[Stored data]

========

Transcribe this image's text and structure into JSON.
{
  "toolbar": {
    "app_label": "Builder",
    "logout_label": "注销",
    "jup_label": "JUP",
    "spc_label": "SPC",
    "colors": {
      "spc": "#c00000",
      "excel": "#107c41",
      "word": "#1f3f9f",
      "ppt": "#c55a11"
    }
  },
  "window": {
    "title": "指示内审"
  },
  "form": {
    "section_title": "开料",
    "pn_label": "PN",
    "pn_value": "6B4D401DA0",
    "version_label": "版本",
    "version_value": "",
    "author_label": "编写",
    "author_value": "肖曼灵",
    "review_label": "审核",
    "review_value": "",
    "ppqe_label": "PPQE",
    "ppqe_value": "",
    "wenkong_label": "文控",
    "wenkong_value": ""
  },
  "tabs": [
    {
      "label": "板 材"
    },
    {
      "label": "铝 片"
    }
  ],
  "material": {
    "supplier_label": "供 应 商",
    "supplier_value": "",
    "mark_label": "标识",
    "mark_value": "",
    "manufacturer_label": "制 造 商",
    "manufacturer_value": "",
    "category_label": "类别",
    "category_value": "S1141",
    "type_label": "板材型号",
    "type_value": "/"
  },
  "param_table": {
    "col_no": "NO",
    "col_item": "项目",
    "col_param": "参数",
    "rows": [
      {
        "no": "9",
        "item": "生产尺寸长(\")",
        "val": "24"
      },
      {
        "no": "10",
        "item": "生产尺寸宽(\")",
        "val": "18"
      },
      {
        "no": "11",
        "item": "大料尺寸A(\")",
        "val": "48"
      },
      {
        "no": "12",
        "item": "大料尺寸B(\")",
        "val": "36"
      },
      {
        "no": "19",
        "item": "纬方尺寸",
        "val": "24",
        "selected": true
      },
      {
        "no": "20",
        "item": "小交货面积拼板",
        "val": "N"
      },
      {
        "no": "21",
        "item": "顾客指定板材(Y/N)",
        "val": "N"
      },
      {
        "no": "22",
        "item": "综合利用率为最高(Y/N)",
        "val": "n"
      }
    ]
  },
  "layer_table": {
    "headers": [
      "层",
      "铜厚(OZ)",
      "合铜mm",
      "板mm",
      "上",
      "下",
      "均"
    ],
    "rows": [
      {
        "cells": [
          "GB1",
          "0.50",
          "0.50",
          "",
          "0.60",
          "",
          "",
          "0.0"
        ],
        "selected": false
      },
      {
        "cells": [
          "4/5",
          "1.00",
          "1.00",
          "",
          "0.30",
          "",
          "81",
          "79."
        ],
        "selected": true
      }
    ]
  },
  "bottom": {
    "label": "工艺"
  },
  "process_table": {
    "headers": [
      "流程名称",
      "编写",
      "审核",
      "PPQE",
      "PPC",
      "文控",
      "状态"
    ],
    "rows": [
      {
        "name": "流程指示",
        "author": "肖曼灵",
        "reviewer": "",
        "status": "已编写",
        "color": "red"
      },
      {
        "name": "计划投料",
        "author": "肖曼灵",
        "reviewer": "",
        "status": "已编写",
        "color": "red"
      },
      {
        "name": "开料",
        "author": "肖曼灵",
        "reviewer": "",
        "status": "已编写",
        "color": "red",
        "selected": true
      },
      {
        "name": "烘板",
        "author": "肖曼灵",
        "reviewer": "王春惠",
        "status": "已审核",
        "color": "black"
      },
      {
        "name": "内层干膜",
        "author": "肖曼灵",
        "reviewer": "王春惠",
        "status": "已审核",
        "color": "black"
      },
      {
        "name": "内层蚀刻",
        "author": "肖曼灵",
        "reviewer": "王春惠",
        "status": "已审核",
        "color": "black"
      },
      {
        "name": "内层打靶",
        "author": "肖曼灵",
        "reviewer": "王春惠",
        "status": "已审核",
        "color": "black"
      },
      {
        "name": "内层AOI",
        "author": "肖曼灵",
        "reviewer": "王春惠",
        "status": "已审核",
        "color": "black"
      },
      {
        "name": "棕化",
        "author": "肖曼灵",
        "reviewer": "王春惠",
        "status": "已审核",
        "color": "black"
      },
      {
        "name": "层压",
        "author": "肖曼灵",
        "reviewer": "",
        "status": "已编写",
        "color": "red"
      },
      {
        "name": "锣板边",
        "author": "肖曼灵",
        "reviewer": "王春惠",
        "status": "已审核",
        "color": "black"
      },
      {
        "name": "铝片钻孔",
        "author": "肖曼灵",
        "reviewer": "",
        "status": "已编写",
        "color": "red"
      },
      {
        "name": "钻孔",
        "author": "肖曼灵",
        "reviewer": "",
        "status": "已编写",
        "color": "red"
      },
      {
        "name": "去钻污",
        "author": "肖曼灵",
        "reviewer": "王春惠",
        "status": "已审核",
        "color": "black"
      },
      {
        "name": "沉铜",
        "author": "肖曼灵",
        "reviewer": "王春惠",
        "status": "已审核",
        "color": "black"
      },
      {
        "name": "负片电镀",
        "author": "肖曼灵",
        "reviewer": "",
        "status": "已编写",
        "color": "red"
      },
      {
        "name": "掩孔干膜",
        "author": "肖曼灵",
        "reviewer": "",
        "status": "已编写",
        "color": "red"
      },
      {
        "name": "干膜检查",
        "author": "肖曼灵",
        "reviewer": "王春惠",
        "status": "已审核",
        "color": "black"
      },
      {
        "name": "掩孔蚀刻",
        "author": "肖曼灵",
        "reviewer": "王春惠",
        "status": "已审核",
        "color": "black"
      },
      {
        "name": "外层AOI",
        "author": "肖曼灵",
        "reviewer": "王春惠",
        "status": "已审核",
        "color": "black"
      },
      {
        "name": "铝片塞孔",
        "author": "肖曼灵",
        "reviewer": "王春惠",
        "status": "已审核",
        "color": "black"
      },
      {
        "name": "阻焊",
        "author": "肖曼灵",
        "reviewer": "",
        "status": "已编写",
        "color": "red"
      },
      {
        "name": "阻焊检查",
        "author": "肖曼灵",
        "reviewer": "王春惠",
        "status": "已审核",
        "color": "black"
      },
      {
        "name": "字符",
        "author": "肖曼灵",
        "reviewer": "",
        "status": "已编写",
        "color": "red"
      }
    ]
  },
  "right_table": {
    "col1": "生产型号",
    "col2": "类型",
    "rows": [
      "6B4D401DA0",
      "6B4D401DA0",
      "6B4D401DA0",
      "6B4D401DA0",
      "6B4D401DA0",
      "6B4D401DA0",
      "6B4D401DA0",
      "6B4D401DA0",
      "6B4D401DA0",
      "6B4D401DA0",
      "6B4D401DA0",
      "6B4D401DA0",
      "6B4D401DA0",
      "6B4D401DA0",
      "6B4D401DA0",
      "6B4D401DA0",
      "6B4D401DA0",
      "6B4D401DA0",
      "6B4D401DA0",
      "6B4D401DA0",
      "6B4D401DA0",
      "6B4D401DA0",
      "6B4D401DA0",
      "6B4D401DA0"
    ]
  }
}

========

Would you write down every record again, exactly?

Transcribe this image's text and structure into JSON.
{
  "toolbar": {
    "app_label": "Builder",
    "logout_label": "注销",
    "jup_label": "JUP",
    "spc_label": "SPC",
    "colors": {
      "spc": "#c00000",
      "excel": "#107c41",
      "word": "#1f3f9f",
      "ppt": "#c55a11"
    }
  },
  "window": {
    "title": "指示内审"
  },
  "form": {
    "section_title": "开料",
    "pn_label": "PN",
    "pn_value": "6B4D401DA0",
    "version_label": "版本",
    "version_value": "",
    "author_label": "编写",
    "author_value": "肖曼灵",
    "review_label": "审核",
    "review_value": "",
    "ppqe_label": "PPQE",
    "ppqe_value": "",
    "wenkong_label": "文控",
    "wenkong_value": ""
  },
  "tabs": [
    {
      "label": "板 材"
    },
    {
      "label": "铝 片"
    }
  ],
  "material": {
    "supplier_label": "供 应 商",
    "supplier_value": "",
    "mark_label": "标识",
    "mark_value": "",
    "manufacturer_label": "制 造 商",
    "manufacturer_value": "",
    "category_label": "类别",
    "category_value": "S1141",
    "type_label": "板材型号",
    "type_value": "/"
  },
  "param_table": {
    "col_no": "NO",
    "col_item": "项目",
    "col_param": "参数",
    "rows": [
      {
        "no": "9",
        "item": "生产尺寸长(\")",
        "val": "24"
      },
      {
        "no": "10",
        "item": "生产尺寸宽(\")",
        "val": "18"
      },
      {
        "no": "11",
        "item": "大料尺寸A(\")",
        "val": "48"
      },
      {
        "no": "12",
        "item": "大料尺寸B(\")",
        "val": "36"
      },
      {
        "no": "19",
        "item": "纬方尺寸",
        "val": "24",
        "selected": true
      },
      {
        "no": "20",
        "item": "小交货面积拼板",
        "val": "N"
      },
      {
        "no": "21",
        "item": "顾客指定板材(Y/N)",
        "val": "N"
      },
      {
        "no": "22",
        "item": "综合利用率为最高(Y/N)",
        "val": "n"
      }
    ]
  },
  "layer_table": {
    "headers": [
      "层",
      "铜厚(OZ)",
      "合铜mm",
      "板mm",
      "上",
      "下",
      "均"
    ],
    "rows": [
      {
        "cells": [
          "GB1",
          "0.50",
          "0.50",
          "",
          "0.60",
          "",
          "",
          "0.0"
        ],
        "selected": false
      },
      {
        "cells": [
          "4/5",
          "1.00",
          "1.00",
          "",
          "0.30",
          "",
          "81",
          "79."
        ],
        "selected": true
      }
    ]
  },
  "bottom": {
    "label": "工艺"
  },
  "process_table": {
    "headers": [
      "流程名称",
      "编写",
      "审核",
      "PPQE",
      "PPC",
      "文控",
      "状态"
    ],
    "rows": [
      {
        "name": "流程指示",
        "author": "肖曼灵",
        "reviewer": "",
        "status": "已编写",
        "color": "red"
      },
      {
        "name": "计划投料",
        "author": "肖曼灵",
        "reviewer": "",
        "status": "已编写",
        "color": "red"
      },
      {
        "name": "开料",
        "author": "肖曼灵",
        "reviewer": "",
        "status": "已编写",
        "color": "red",
        "selected": true
      },
      {
        "name": "烘板",
        "author": "肖曼灵",
        "reviewer": "王春惠",
        "status": "已审核",
        "color": "black"
      },
      {
        "name": "内层干膜",
        "author": "肖曼灵",
        "reviewer": "王春惠",
        "status": "已审核",
        "color": "black"
      },
      {
        "name": "内层蚀刻",
        "author": "肖曼灵",
        "reviewer": "王春惠",
        "status": "已审核",
        "color": "black"
      },
      {
        "name": "内层打靶",
        "author": "肖曼灵",
        "reviewer": "王春惠",
        "status": "已审核",
        "color": "black"
      },
      {
        "name": "内层AOI",
        "author": "肖曼灵",
        "reviewer": "王春惠",
        "status": "已审核",
        "color": "black"
      },
      {
        "name": "棕化",
        "author": "肖曼灵",
        "reviewer": "王春惠",
        "status": "已审核",
        "color": "black"
      },
      {
        "name": "层压",
        "author": "肖曼灵",
        "reviewer": "",
        "status": "已编写",
        "color": "red"
      },
      {
        "name": "锣板边",
        "author": "肖曼灵",
        "reviewer": "王春惠",
        "status": "已审核",
        "color": "black"
      },
      {
        "name": "铝片钻孔",
        "author": "肖曼灵",
        "reviewer": "",
        "status": "已编写",
        "color": "red"
      },
      {
        "name": "钻孔",
        "author": "肖曼灵",
        "reviewer": "",
        "status": "已编写",
        "color": "red"
      },
      {
        "name": "去钻污",
        "author": "肖曼灵",
        "reviewer": "王春惠",
        "status": "已审核",
        "color": "black"
      },
      {
        "name": "沉铜",
        "author": "肖曼灵",
        "reviewer": "王春惠",
        "status": "已审核",
        "color": "black"
      },
      {
        "name": "负片电镀",
        "author": "肖曼灵",
        "reviewer": "",
        "status": "已编写",
        "color": "red"
      },
      {
        "name": "掩孔干膜",
        "author": "肖曼灵",
        "reviewer": "",
        "status": "已编写",
        "color": "red"
      },
      {
        "name": "干膜检查",
        "author": "肖曼灵",
        "reviewer": "王春惠",
        "status": "已审核",
        "color": "black"
      },
      {
        "name": "掩孔蚀刻",
        "author": "肖曼灵",
        "reviewer": "王春惠",
        "status": "已审核",
        "color": "black"
      },
      {
        "name": "外层AOI",
        "author": "肖曼灵",
        "reviewer": "王春惠",
        "status": "已审核",
        "color": "black"
      },
      {
        "name": "铝片塞孔",
        "author": "肖曼灵",
        "reviewer": "王春惠",
        "status": "已审核",
        "color": "black"
      },
      {
        "name": "阻焊",
        "author": "肖曼灵",
        "reviewer": "",
        "status": "已编写",
        "color": "red"
      },
      {
        "name": "阻焊检查",
        "author": "肖曼灵",
        "reviewer": "王春惠",
        "status": "已审核",
        "color": "black"
      },
      {
        "name": "字符",
        "author": "肖曼灵",
        "reviewer": "",
        "status": "已编写",
        "color": "red"
      }
    ]
  },
  "right_table": {
    "col1": "生产型号",
    "col2": "类型",
    "rows": [
      "6B4D401DA0",
      "6B4D401DA0",
      "6B4D401DA0",
      "6B4D401DA0",
      "6B4D401DA0",
      "6B4D401DA0",
      "6B4D401DA0",
      "6B4D401DA0",
      "6B4D401DA0",
      "6B4D401DA0",
      "6B4D401DA0",
      "6B4D401DA0",
      "6B4D401DA0",
      "6B4D401DA0",
      "6B4D401DA0",
      "6B4D401DA0",
      "6B4D401DA0",
      "6B4D401DA0",
      "6B4D401DA0",
      "6B4D401DA0",
      "6B4D401DA0",
      "6B4D401DA0",
      "6B4D401DA0",
      "6B4D401DA0"
    ]
  }
}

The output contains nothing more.